## Compito 1
Cita dal testo sulla risposta allo stress il passo che va da "- Il sistema" fino a "penserai dopo zebra!)", parola per parola.
## Compito 2
Scrivi il seguito del testo sulla risposta allo stress, riprendendo subito dopo l'ultima frase riportata.

## Testo fornito
##########
Il problema sussiste quando ci agitiamo senza alcun motivo reale/imminente (quelle che volgarmente chiamiamo “ansia”, “paranoia”, “melafaccioprenderemale”). Questo perché la sola paura che qualcosa di spiacevole accada, produce la stessa risposta fisiologica che produce il reale verificarsi di un evento stressante/spiacevole.
Ecco, questo è quello che succede nel corpo della zebra che scappa per fronteggiare uno stressor (il leone affamato che la rincorre):
- Aumenta la frequenza cardiaca perché il cuore deve pompare più sangue ai muscoli (preistoricamente la reazione al pericolo è quella di attacco o di fuga, quindi hanno bisogno di energia) e ai polmoni (che devono produrre più ossigeno, infatti aumenta anche la frequenza respiratoria)
- Aumenta la produzione di glucosio che va a fornire energia utile ai muscoli
- La digestione viene inibita (non c’è abbastanza tempo per trarre benefici dal lento processo digestivo, il sangue sta irrorando altre parti del corpo al momento)
- La crescita, la sessualità e la riproduzione vengono inibite (se hai un leone alle calcagna passa in secondo piano l’ovulazione, la produzione di sperma, l’intimità, l’idea di farti una famiglia …)
- Il sistema immunitario si inibisce (penserai ai tumori e alle infezioni in un secondo momento, adesso tutta l’energia serve per contrastare l’emergenza: non diventare la cena del leone)
- I sensi si fanno più acuti (la soglia di attivazione si abbassa: basta uno stimolo meno intenso per farci “scattare”)
- Si riduce la percezione del dolore (non è il momento per avere uno shock da dolore intenso, ci penserai dopo zebra!)
##########
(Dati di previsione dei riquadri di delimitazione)
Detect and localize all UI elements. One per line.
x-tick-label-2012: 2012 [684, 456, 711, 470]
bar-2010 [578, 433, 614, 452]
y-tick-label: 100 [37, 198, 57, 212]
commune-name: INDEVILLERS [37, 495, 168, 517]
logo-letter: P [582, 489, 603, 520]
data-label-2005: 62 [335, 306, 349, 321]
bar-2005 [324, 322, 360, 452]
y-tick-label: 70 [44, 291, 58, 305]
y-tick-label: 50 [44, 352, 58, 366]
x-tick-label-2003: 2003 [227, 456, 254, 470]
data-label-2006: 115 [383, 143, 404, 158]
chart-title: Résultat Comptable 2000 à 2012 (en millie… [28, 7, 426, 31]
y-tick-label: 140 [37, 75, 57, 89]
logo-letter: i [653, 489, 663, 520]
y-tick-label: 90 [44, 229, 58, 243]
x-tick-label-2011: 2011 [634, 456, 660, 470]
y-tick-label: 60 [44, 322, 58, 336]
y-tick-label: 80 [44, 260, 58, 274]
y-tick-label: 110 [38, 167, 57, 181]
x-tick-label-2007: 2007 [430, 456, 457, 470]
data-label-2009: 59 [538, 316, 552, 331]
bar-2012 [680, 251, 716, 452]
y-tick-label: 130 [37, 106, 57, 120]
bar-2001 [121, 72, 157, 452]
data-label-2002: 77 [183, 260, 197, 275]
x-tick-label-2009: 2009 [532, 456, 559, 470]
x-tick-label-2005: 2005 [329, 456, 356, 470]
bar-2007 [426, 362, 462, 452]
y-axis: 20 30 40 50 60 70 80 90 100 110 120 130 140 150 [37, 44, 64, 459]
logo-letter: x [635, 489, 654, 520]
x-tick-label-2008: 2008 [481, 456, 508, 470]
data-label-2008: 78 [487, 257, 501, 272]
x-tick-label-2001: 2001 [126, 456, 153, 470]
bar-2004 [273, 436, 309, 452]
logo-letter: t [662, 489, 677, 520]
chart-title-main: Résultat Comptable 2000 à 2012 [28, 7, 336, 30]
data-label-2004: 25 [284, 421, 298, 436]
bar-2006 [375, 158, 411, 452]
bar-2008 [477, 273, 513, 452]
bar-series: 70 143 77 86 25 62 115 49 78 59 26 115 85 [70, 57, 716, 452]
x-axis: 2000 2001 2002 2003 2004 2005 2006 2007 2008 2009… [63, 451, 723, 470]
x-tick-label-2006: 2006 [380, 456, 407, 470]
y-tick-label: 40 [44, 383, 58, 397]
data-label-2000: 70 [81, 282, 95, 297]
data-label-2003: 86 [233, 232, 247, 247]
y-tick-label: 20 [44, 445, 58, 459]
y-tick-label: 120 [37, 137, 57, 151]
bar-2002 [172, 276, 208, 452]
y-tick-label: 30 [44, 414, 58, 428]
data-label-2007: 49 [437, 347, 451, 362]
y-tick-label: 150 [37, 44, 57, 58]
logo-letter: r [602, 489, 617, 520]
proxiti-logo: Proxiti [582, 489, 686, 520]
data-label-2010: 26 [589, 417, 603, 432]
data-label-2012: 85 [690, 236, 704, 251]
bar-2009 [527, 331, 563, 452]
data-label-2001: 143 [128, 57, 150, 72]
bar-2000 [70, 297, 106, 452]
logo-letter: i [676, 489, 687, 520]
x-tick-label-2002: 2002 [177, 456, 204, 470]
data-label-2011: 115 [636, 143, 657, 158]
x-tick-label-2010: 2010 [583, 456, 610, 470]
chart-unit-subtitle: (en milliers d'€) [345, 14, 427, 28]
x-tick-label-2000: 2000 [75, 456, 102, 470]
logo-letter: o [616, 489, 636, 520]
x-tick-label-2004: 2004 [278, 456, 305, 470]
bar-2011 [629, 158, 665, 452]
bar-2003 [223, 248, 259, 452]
##########
## Spazio risposta 1
- Il sistema immunitario si inibisce (penserai ai tumori e alle infezioni in un secondo momento, adesso tutta l’energia serve per contrastare l’emergenza: non diventare la cena del leone)
- I sensi si fanno più acuti (la soglia di attivazione si abbassa: basta uno stimolo meno intenso per farci “scattare”)
- Si riduce la percezione del dolore (non è il momento per avere uno shock da dolore intenso, ci penserai dopo zebra!)

## Spazio risposta 2
Bene, questo è ciò che succede anche al corpo umano in uno stato di emergenza e di stress acuto.
R.M. Sapolsky
“Ma se si vive ogni giorno come un’emergenza si finisce per pagarne il prezzo”
Il problema sussiste quando l’attivazione in risposta agli stressor (reali o immaginati) è prolungata nel tempo: il corpo permane in stato di allerta per molto tempo ed è così che rischiano di insorgere le malattie da stress. Come un esercito che finisce le munizioni, il corpo esaurisce le riserve utili a rispondere allo stressor cronico o ripetuto che lo minaccia e rischia maggiormente di ammalarsi.
Se si mobilita costantemente energia a discapito della sua accumulazione non verrà mai immagazzinata energia in eccedenza e questo potrà aumentare il rischio di sviluppare una forma di diabete (a forza di produrre glucosio), o problemi all’apparato cardiovascolare (a causa della pressione arteriosa che sale).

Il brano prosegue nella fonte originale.